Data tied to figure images
◇ ◇ ◇

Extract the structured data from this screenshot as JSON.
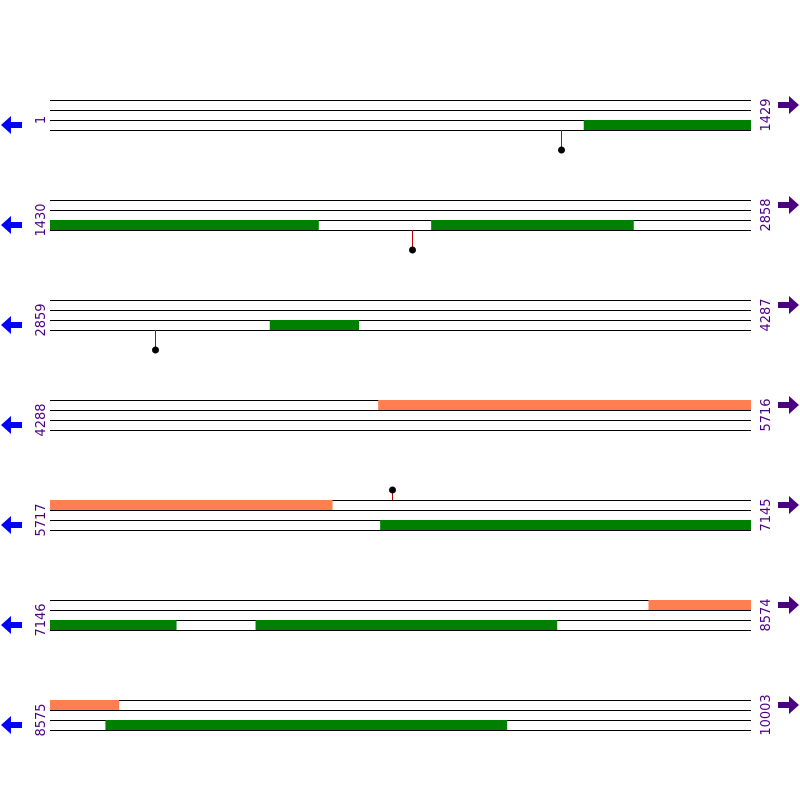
{
  "colors": {
    "track_line": "#000000",
    "feature_forward": "#008000",
    "feature_reverse": "#ff7f50",
    "marker_stem": "#c00000",
    "marker_dot": "#000000",
    "left_arrow": "#0000ff",
    "right_arrow": "#4b0082",
    "coord_text": "#4b0082"
  },
  "icons": {
    "left": "left-arrow-icon",
    "right": "right-arrow-icon"
  },
  "rows": [
    {
      "start_label": "1",
      "end_label": "1429",
      "start": 1,
      "end": 1429,
      "features": [
        {
          "lane": 2,
          "from": 1089,
          "to": 1429,
          "color": "feature_forward"
        }
      ],
      "markers": [
        {
          "pos": 1043,
          "dir": "down"
        }
      ]
    },
    {
      "start_label": "1430",
      "end_label": "2858",
      "start": 1430,
      "end": 2858,
      "features": [
        {
          "lane": 2,
          "from": 1430,
          "to": 1977,
          "color": "feature_forward"
        },
        {
          "lane": 2,
          "from": 2207,
          "to": 2619,
          "color": "feature_forward"
        }
      ],
      "markers": [
        {
          "pos": 2168,
          "dir": "down"
        }
      ]
    },
    {
      "start_label": "2859",
      "end_label": "4287",
      "start": 2859,
      "end": 4287,
      "features": [
        {
          "lane": 2,
          "from": 3307,
          "to": 3488,
          "color": "feature_forward"
        }
      ],
      "markers": [
        {
          "pos": 3073,
          "dir": "down"
        }
      ]
    },
    {
      "start_label": "4288",
      "end_label": "5716",
      "start": 4288,
      "end": 5716,
      "features": [
        {
          "lane": 0,
          "from": 4957,
          "to": 5716,
          "color": "feature_reverse"
        }
      ],
      "markers": []
    },
    {
      "start_label": "5717",
      "end_label": "7145",
      "start": 5717,
      "end": 7145,
      "features": [
        {
          "lane": 0,
          "from": 5717,
          "to": 6292,
          "color": "feature_reverse"
        },
        {
          "lane": 2,
          "from": 6390,
          "to": 7145,
          "color": "feature_forward"
        }
      ],
      "markers": [
        {
          "pos": 6415,
          "dir": "up"
        }
      ]
    },
    {
      "start_label": "7146",
      "end_label": "8574",
      "start": 7146,
      "end": 8574,
      "features": [
        {
          "lane": 0,
          "from": 8366,
          "to": 8574,
          "color": "feature_reverse"
        },
        {
          "lane": 2,
          "from": 7146,
          "to": 7403,
          "color": "feature_forward"
        },
        {
          "lane": 2,
          "from": 7565,
          "to": 8179,
          "color": "feature_forward"
        }
      ],
      "markers": []
    },
    {
      "start_label": "8575",
      "end_label": "10003",
      "start": 8575,
      "end": 10003,
      "features": [
        {
          "lane": 0,
          "from": 8575,
          "to": 8715,
          "color": "feature_reverse"
        },
        {
          "lane": 2,
          "from": 8688,
          "to": 9506,
          "color": "feature_forward"
        }
      ],
      "markers": []
    }
  ]
}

◇ ◇ ◇

→ **Your objective**: Give back the whole listing as it stands, minus its pictures.

→ **Solution for this problem**:
Extract the structured data from this screenshot as JSON.
{
  "colors": {
    "track_line": "#000000",
    "feature_forward": "#008000",
    "feature_reverse": "#ff7f50",
    "marker_stem": "#c00000",
    "marker_dot": "#000000",
    "left_arrow": "#0000ff",
    "right_arrow": "#4b0082",
    "coord_text": "#4b0082"
  },
  "icons": {
    "left": "left-arrow-icon",
    "right": "right-arrow-icon"
  },
  "rows": [
    {
      "start_label": "1",
      "end_label": "1429",
      "start": 1,
      "end": 1429,
      "features": [
        {
          "lane": 2,
          "from": 1089,
          "to": 1429,
          "color": "feature_forward"
        }
      ],
      "markers": [
        {
          "pos": 1043,
          "dir": "down"
        }
      ]
    },
    {
      "start_label": "1430",
      "end_label": "2858",
      "start": 1430,
      "end": 2858,
      "features": [
        {
          "lane": 2,
          "from": 1430,
          "to": 1977,
          "color": "feature_forward"
        },
        {
          "lane": 2,
          "from": 2207,
          "to": 2619,
          "color": "feature_forward"
        }
      ],
      "markers": [
        {
          "pos": 2168,
          "dir": "down"
        }
      ]
    },
    {
      "start_label": "2859",
      "end_label": "4287",
      "start": 2859,
      "end": 4287,
      "features": [
        {
          "lane": 2,
          "from": 3307,
          "to": 3488,
          "color": "feature_forward"
        }
      ],
      "markers": [
        {
          "pos": 3073,
          "dir": "down"
        }
      ]
    },
    {
      "start_label": "4288",
      "end_label": "5716",
      "start": 4288,
      "end": 5716,
      "features": [
        {
          "lane": 0,
          "from": 4957,
          "to": 5716,
          "color": "feature_reverse"
        }
      ],
      "markers": []
    },
    {
      "start_label": "5717",
      "end_label": "7145",
      "start": 5717,
      "end": 7145,
      "features": [
        {
          "lane": 0,
          "from": 5717,
          "to": 6292,
          "color": "feature_reverse"
        },
        {
          "lane": 2,
          "from": 6390,
          "to": 7145,
          "color": "feature_forward"
        }
      ],
      "markers": [
        {
          "pos": 6415,
          "dir": "up"
        }
      ]
    },
    {
      "start_label": "7146",
      "end_label": "8574",
      "start": 7146,
      "end": 8574,
      "features": [
        {
          "lane": 0,
          "from": 8366,
          "to": 8574,
          "color": "feature_reverse"
        },
        {
          "lane": 2,
          "from": 7146,
          "to": 7403,
          "color": "feature_forward"
        },
        {
          "lane": 2,
          "from": 7565,
          "to": 8179,
          "color": "feature_forward"
        }
      ],
      "markers": []
    },
    {
      "start_label": "8575",
      "end_label": "10003",
      "start": 8575,
      "end": 10003,
      "features": [
        {
          "lane": 0,
          "from": 8575,
          "to": 8715,
          "color": "feature_reverse"
        },
        {
          "lane": 2,
          "from": 8688,
          "to": 9506,
          "color": "feature_forward"
        }
      ],
      "markers": []
    }
  ]
}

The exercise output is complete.